*What you should do*: Write out, precisely and in full, each line of the material.

-- START Dataset records --

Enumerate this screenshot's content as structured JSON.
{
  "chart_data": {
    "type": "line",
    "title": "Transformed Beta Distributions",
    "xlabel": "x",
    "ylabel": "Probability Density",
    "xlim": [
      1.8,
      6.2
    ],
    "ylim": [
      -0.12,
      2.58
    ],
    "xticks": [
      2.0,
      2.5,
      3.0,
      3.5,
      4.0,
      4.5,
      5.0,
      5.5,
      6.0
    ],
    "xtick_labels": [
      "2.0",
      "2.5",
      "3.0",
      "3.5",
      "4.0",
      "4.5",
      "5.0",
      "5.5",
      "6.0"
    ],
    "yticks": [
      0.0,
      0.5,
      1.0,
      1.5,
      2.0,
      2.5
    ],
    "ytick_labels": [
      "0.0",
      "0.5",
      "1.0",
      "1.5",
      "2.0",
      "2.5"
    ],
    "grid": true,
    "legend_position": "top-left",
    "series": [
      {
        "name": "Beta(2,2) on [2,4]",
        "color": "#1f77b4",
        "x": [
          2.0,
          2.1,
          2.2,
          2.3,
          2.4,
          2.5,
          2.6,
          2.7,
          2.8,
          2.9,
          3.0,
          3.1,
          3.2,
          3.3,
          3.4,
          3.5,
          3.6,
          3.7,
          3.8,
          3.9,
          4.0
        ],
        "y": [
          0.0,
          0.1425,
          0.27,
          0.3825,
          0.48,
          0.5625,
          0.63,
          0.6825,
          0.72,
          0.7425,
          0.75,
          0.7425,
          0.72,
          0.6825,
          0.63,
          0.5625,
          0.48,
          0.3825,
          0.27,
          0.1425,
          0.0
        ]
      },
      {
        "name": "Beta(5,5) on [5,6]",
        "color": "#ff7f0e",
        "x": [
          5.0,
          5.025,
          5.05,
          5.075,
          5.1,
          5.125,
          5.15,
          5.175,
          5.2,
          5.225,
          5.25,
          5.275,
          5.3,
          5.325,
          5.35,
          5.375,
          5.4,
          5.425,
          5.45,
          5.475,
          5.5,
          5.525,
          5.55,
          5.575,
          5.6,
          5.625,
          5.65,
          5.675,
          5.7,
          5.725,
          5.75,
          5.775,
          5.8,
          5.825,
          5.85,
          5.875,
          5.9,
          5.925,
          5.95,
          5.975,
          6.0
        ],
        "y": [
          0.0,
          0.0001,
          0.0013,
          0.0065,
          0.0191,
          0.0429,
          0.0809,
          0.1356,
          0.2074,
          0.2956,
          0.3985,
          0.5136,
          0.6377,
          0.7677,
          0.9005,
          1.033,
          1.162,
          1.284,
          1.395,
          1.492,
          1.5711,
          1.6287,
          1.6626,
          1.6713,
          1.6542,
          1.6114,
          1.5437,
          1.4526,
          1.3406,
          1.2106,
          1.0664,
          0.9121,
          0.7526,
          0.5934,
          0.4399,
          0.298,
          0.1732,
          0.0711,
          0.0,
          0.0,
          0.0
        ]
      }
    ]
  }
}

-- END Dataset records --

*Task response*:
Enumerate this screenshot's content as structured JSON.
{
  "chart_data": {
    "type": "line",
    "title": "Transformed Beta Distributions",
    "xlabel": "x",
    "ylabel": "Probability Density",
    "xlim": [
      1.8,
      6.2
    ],
    "ylim": [
      -0.12,
      2.58
    ],
    "xticks": [
      2.0,
      2.5,
      3.0,
      3.5,
      4.0,
      4.5,
      5.0,
      5.5,
      6.0
    ],
    "xtick_labels": [
      "2.0",
      "2.5",
      "3.0",
      "3.5",
      "4.0",
      "4.5",
      "5.0",
      "5.5",
      "6.0"
    ],
    "yticks": [
      0.0,
      0.5,
      1.0,
      1.5,
      2.0,
      2.5
    ],
    "ytick_labels": [
      "0.0",
      "0.5",
      "1.0",
      "1.5",
      "2.0",
      "2.5"
    ],
    "grid": true,
    "legend_position": "top-left",
    "series": [
      {
        "name": "Beta(2,2) on [2,4]",
        "color": "#1f77b4",
        "x": [
          2.0,
          2.1,
          2.2,
          2.3,
          2.4,
          2.5,
          2.6,
          2.7,
          2.8,
          2.9,
          3.0,
          3.1,
          3.2,
          3.3,
          3.4,
          3.5,
          3.6,
          3.7,
          3.8,
          3.9,
          4.0
        ],
        "y": [
          0.0,
          0.1425,
          0.27,
          0.3825,
          0.48,
          0.5625,
          0.63,
          0.6825,
          0.72,
          0.7425,
          0.75,
          0.7425,
          0.72,
          0.6825,
          0.63,
          0.5625,
          0.48,
          0.3825,
          0.27,
          0.1425,
          0.0
        ]
      },
      {
        "name": "Beta(5,5) on [5,6]",
        "color": "#ff7f0e",
        "x": [
          5.0,
          5.025,
          5.05,
          5.075,
          5.1,
          5.125,
          5.15,
          5.175,
          5.2,
          5.225,
          5.25,
          5.275,
          5.3,
          5.325,
          5.35,
          5.375,
          5.4,
          5.425,
          5.45,
          5.475,
          5.5,
          5.525,
          5.55,
          5.575,
          5.6,
          5.625,
          5.65,
          5.675,
          5.7,
          5.725,
          5.75,
          5.775,
          5.8,
          5.825,
          5.85,
          5.875,
          5.9,
          5.925,
          5.95,
          5.975,
          6.0
        ],
        "y": [
          0.0,
          0.0001,
          0.0013,
          0.0065,
          0.0191,
          0.0429,
          0.0809,
          0.1356,
          0.2074,
          0.2956,
          0.3985,
          0.5136,
          0.6377,
          0.7677,
          0.9005,
          1.033,
          1.162,
          1.284,
          1.395,
          1.492,
          1.5711,
          1.6287,
          1.6626,
          1.6713,
          1.6542,
          1.6114,
          1.5437,
          1.4526,
          1.3406,
          1.2106,
          1.0664,
          0.9121,
          0.7526,
          0.5934,
          0.4399,
          0.298,
          0.1732,
          0.0711,
          0.0,
          0.0,
          0.0
        ]
      }
    ]
  }
}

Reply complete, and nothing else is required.